→ **SHORT TASK**
Copy the lines below as they are; omit the images they contain.

→ **DATA PROVIDED**
--- START ---

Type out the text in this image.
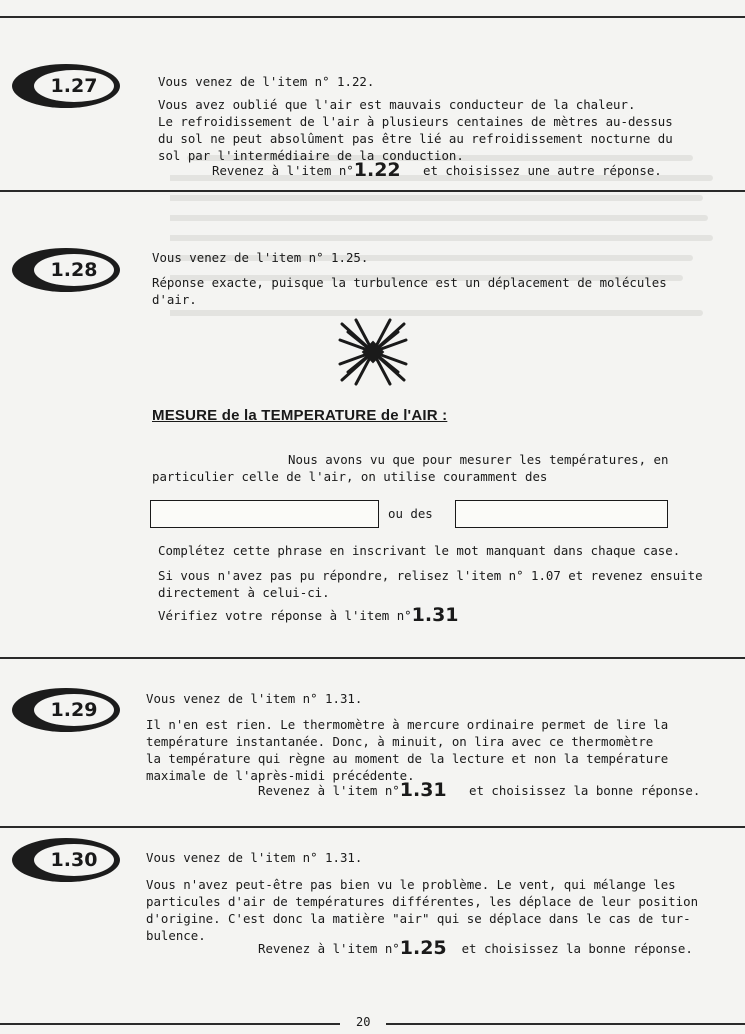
1.27	Vous venez de l'item n° 1.22.
Vous avez oublié que l'air est mauvais conducteur de la chaleur.
Le refroidissement de l'air à plusieurs centaines de mètres au-dessus
du sol ne peut absolûment pas être lié au refroidissement nocturne du
sol par l'intermédiaire de la conduction.
Revenez à l'item n°1.22 et choisissez une autre réponse.
1.28
Vous venez de l'item n° 1.25.
Réponse exacte, puisque la turbulence est un déplacement de molécules
d'air.
MESURE de la TEMPERATURE de l'AIR :
Nous avons vu que pour mesurer les températures, en
particulier celle de l'air, on utilise couramment des
ou des
Complétez cette phrase en inscrivant le mot manquant dans chaque case.
Si vous n'avez pas pu répondre, relisez l'item n° 1.07 et revenez ensuite
directement à celui-ci.
Vérifiez votre réponse à l'item n°1.31
1.29
Vous venez de l'item n° 1.31.
Il n'en est rien. Le thermomètre à mercure ordinaire permet de lire la
température instantanée. Donc, à minuit, on lira avec ce thermomètre
la température qui règne au moment de la lecture et non la température
maximale de l'après-midi précédente.
Revenez à l'item n°1.31 et choisissez la bonne réponse.
1.30	Vous venez de l'item n° 1.31.
Vous n'avez peut-être pas bien vu le problème. Le vent, qui mélange les
particules d'air de températures différentes, les déplace de leur position
d'origine. C'est donc la matière "air" qui se déplace dans le cas de tur-
bulence.
Revenez à l'item n°1.25 et choisissez la bonne réponse.
20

--- END ---

→ **TASK ANSWER**
Type out the text in this image.
1.27	Vous venez de l'item n° 1.22.
Vous avez oublié que l'air est mauvais conducteur de la chaleur.
Le refroidissement de l'air à plusieurs centaines de mètres au-dessus
du sol ne peut absolûment pas être lié au refroidissement nocturne du
sol par l'intermédiaire de la conduction.
Revenez à l'item n°1.22 et choisissez une autre réponse.
1.28
Vous venez de l'item n° 1.25.
Réponse exacte, puisque la turbulence est un déplacement de molécules
d'air.
MESURE de la TEMPERATURE de l'AIR :
Nous avons vu que pour mesurer les températures, en
particulier celle de l'air, on utilise couramment des
ou des
Complétez cette phrase en inscrivant le mot manquant dans chaque case.
Si vous n'avez pas pu répondre, relisez l'item n° 1.07 et revenez ensuite
directement à celui-ci.
Vérifiez votre réponse à l'item n°1.31
1.29
Vous venez de l'item n° 1.31.
Il n'en est rien. Le thermomètre à mercure ordinaire permet de lire la
température instantanée. Donc, à minuit, on lira avec ce thermomètre
la température qui règne au moment de la lecture et non la température
maximale de l'après-midi précédente.
Revenez à l'item n°1.31 et choisissez la bonne réponse.
1.30	Vous venez de l'item n° 1.31.
Vous n'avez peut-être pas bien vu le problème. Le vent, qui mélange les
particules d'air de températures différentes, les déplace de leur position
d'origine. C'est donc la matière "air" qui se déplace dans le cas de tur-
bulence.
Revenez à l'item n°1.25 et choisissez la bonne réponse.
20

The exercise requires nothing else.